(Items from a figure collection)
────────

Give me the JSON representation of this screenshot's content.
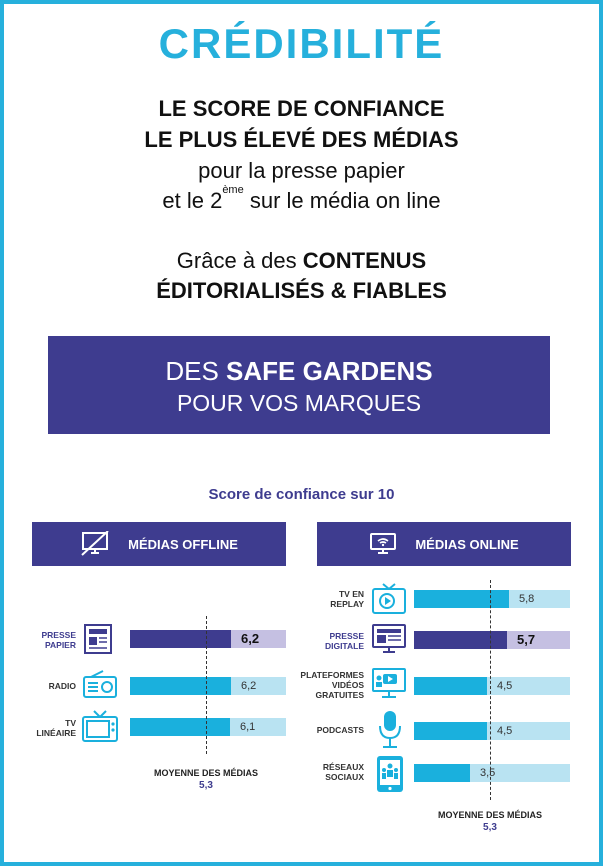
{
  "title": "CRÉDIBILITÉ",
  "intro": {
    "line1": "LE SCORE DE CONFIANCE",
    "line2": "LE PLUS ÉLEVÉ DES MÉDIAS",
    "line3": "pour la presse papier",
    "line4_prefix": "et le 2",
    "line4_sup": "ème",
    "line4_suffix": " sur le média on line",
    "line5_prefix": "Grâce à des ",
    "line5_bold": "CONTENUS",
    "line6": "ÉDITORIALISÉS & FIABLES"
  },
  "banner": {
    "prefix": "DES ",
    "bold": "SAFE GARDENS",
    "line2": "POUR VOS MARQUES"
  },
  "colors": {
    "accent": "#26b0dc",
    "navy": "#3e3c8f",
    "bar": "#1ab0dd",
    "bar_bg": "#b9e3f2",
    "bar_bg_hl": "#c5c0e2"
  },
  "chart_data": [
    {
      "type": "bar",
      "title": "Score de confiance sur 10",
      "header": "MÉDIAS OFFLINE",
      "header_icon": "tv-crossed-icon",
      "categories": [
        "PRESSE PAPIER",
        "RADIO",
        "TV LINÉAIRE"
      ],
      "labels": [
        "PRESSE\nPAPIER",
        "RADIO",
        "TV\nLINÉAIRE"
      ],
      "icons": [
        "newspaper-icon",
        "radio-icon",
        "tv-icon"
      ],
      "values": [
        6.2,
        6.2,
        6.1
      ],
      "value_labels": [
        "6,2",
        "6,2",
        "6,1"
      ],
      "highlight": [
        true,
        false,
        false
      ],
      "xlim": [
        0,
        10
      ],
      "average": {
        "label": "MOYENNE DES MÉDIAS",
        "value": 5.3,
        "value_label": "5,3"
      }
    },
    {
      "type": "bar",
      "title": "Score de confiance sur 10",
      "header": "MÉDIAS ONLINE",
      "header_icon": "monitor-wifi-icon",
      "categories": [
        "TV EN REPLAY",
        "PRESSE DIGITALE",
        "PLATEFORMES VIDÉOS GRATUITES",
        "PODCASTS",
        "RÉSEAUX SOCIAUX"
      ],
      "labels": [
        "TV EN\nREPLAY",
        "PRESSE\nDIGITALE",
        "PLATEFORMES\nVIDÉOS\nGRATUITES",
        "PODCASTS",
        "RÉSEAUX\nSOCIAUX"
      ],
      "icons": [
        "replay-icon",
        "digital-press-icon",
        "video-platform-icon",
        "microphone-icon",
        "social-network-icon"
      ],
      "values": [
        5.8,
        5.7,
        4.5,
        4.5,
        3.5
      ],
      "value_labels": [
        "5,8",
        "5,7",
        "4,5",
        "4,5",
        "3,5"
      ],
      "highlight": [
        false,
        true,
        false,
        false,
        false
      ],
      "xlim": [
        0,
        10
      ],
      "average": {
        "label": "MOYENNE DES MÉDIAS",
        "value": 5.3,
        "value_label": "5,3"
      }
    }
  ]
}
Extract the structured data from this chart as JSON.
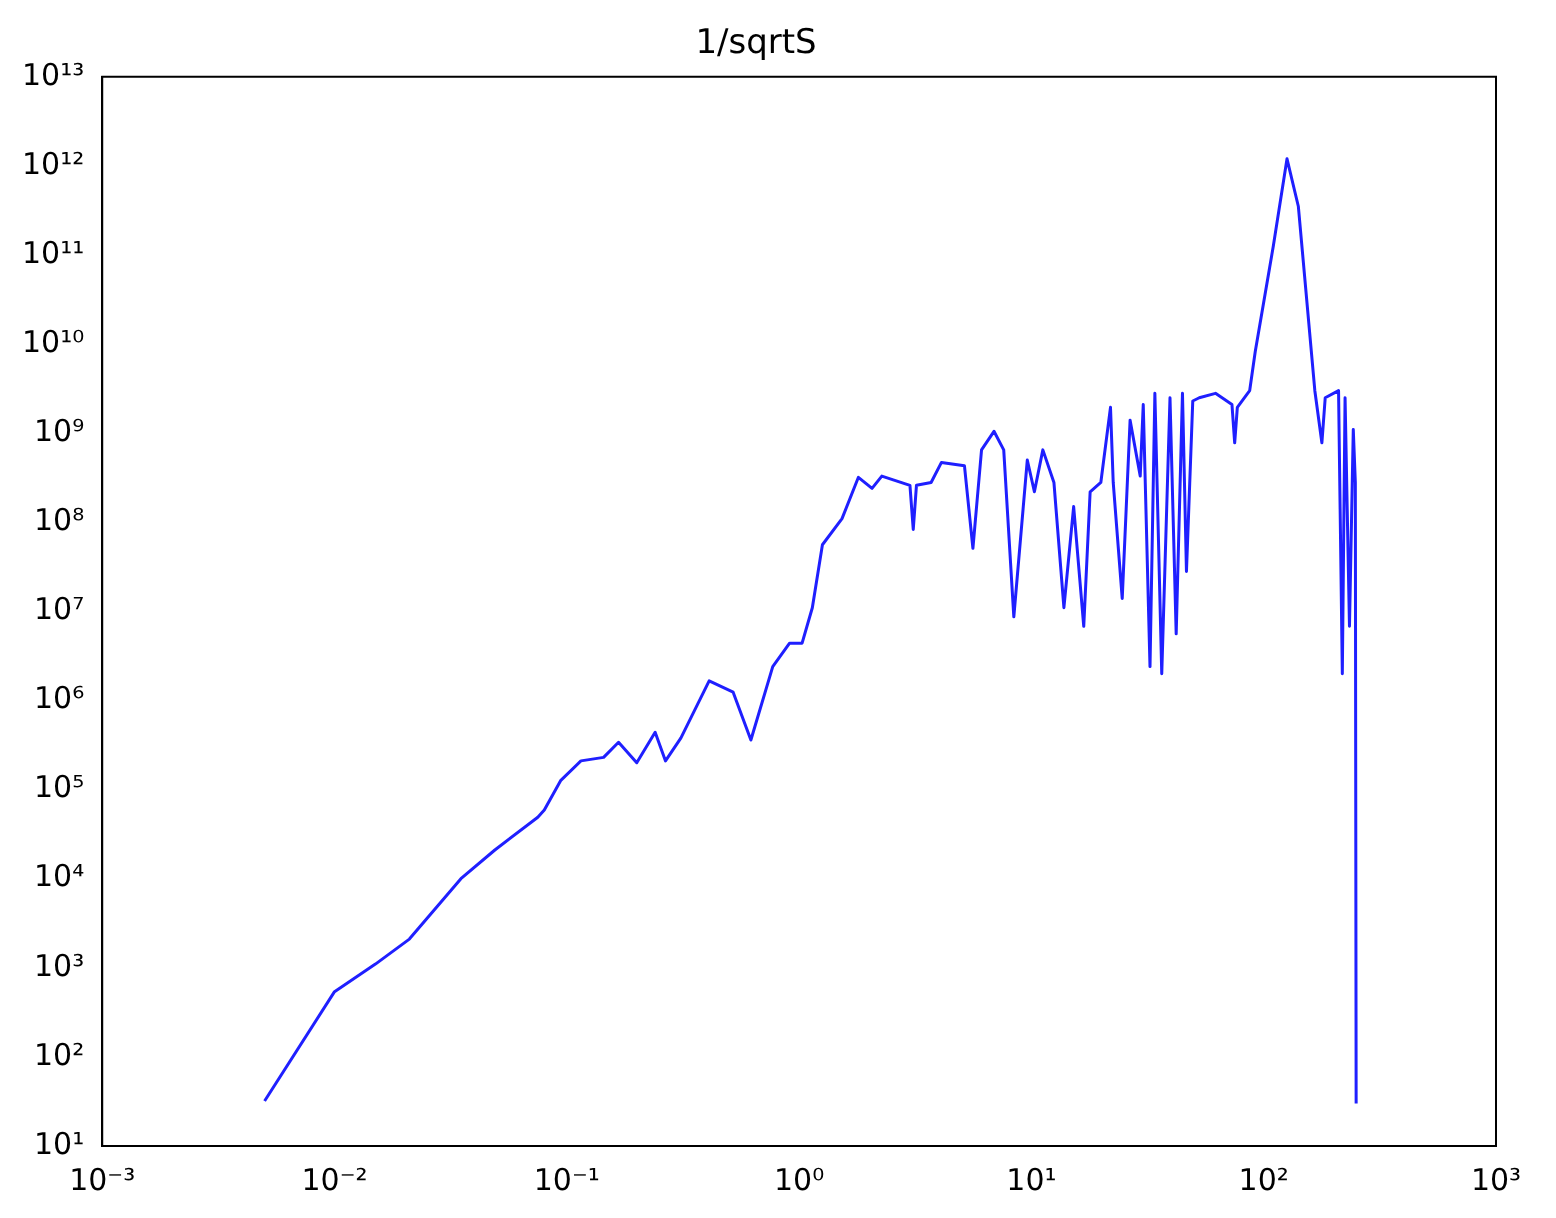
{
  "chart_data": {
    "type": "line",
    "title": "1/sqrtS",
    "x": [
      0.005,
      0.01,
      0.015,
      0.021,
      0.035,
      0.049,
      0.075,
      0.08,
      0.094,
      0.115,
      0.144,
      0.167,
      0.2,
      0.24,
      0.266,
      0.31,
      0.41,
      0.52,
      0.62,
      0.77,
      0.91,
      1.03,
      1.14,
      1.26,
      1.53,
      1.8,
      2.06,
      2.27,
      3.0,
      3.1,
      3.2,
      3.7,
      4.1,
      5.15,
      5.6,
      6.1,
      6.9,
      7.6,
      8.4,
      9.6,
      10.3,
      11.2,
      12.5,
      13.8,
      15.2,
      16.8,
      17.9,
      19.9,
      21.9,
      22.5,
      24.6,
      26.6,
      29.4,
      30.3,
      32.4,
      34,
      36.4,
      39.5,
      42,
      44.7,
      46.5,
      49.5,
      52.8,
      62,
      73,
      75,
      77,
      87,
      92,
      110,
      126,
      141,
      166,
      178,
      184,
      210,
      218,
      224,
      234,
      243,
      248,
      250
    ],
    "series": [
      {
        "color": "#1f1fff",
        "values": [
          32,
          540,
          1100,
          2100,
          10000,
          21000,
          49000,
          59000,
          126000,
          210000,
          230000,
          340000,
          200000,
          440000,
          210000,
          380000,
          1660000,
          1240000,
          360000,
          2400000,
          4400000,
          4400000,
          11000000,
          56000000,
          110000000,
          320000000,
          240000000,
          330000000,
          260000000,
          83000000,
          260000000,
          280000000,
          470000000,
          430000000,
          51000000,
          650000000,
          1050000000,
          650000000,
          8700000,
          500000000,
          220000000,
          650000000,
          280000000,
          11000000,
          150000000,
          6800000,
          220000000,
          280000000,
          1950000000,
          280000000,
          14000000,
          1400000000,
          330000000,
          2100000000,
          2400000,
          2800000000,
          2000000,
          2500000000,
          5600000,
          2800000000,
          28000000,
          2300000000,
          2500000000,
          2800000000,
          2100000000,
          780000000,
          1950000000,
          3000000000,
          8300000000,
          126000000000,
          1200000000000,
          350000000000,
          3000000000,
          780000000,
          2500000000,
          3000000000,
          2000000,
          2500000000,
          6800000,
          1100000000,
          280000000,
          30
        ]
      }
    ],
    "log": "xy",
    "marker": "none",
    "line_style": "solid",
    "grid": false,
    "legend": false,
    "xlim": [
      0.001,
      1000
    ],
    "ylim": [
      10,
      10000000000000
    ],
    "xticks": [
      {
        "value": 0.001,
        "label": "10⁻³"
      },
      {
        "value": 0.01,
        "label": "10⁻²"
      },
      {
        "value": 0.1,
        "label": "10⁻¹"
      },
      {
        "value": 1,
        "label": "10⁰"
      },
      {
        "value": 10,
        "label": "10¹"
      },
      {
        "value": 100,
        "label": "10²"
      },
      {
        "value": 1000,
        "label": "10³"
      }
    ],
    "yticks": [
      {
        "value": 10,
        "label": "10¹"
      },
      {
        "value": 100,
        "label": "10²"
      },
      {
        "value": 1000,
        "label": "10³"
      },
      {
        "value": 10000,
        "label": "10⁴"
      },
      {
        "value": 100000,
        "label": "10⁵"
      },
      {
        "value": 1000000,
        "label": "10⁶"
      },
      {
        "value": 10000000,
        "label": "10⁷"
      },
      {
        "value": 100000000,
        "label": "10⁸"
      },
      {
        "value": 1000000000,
        "label": "10⁹"
      },
      {
        "value": 10000000000,
        "label": "10¹⁰"
      },
      {
        "value": 100000000000,
        "label": "10¹¹"
      },
      {
        "value": 1000000000000,
        "label": "10¹²"
      },
      {
        "value": 10000000000000,
        "label": "10¹³"
      }
    ]
  }
}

────────

Looking at the entries above, say how many lines contain the word "MÉDIAS". Only the number is wanted.

5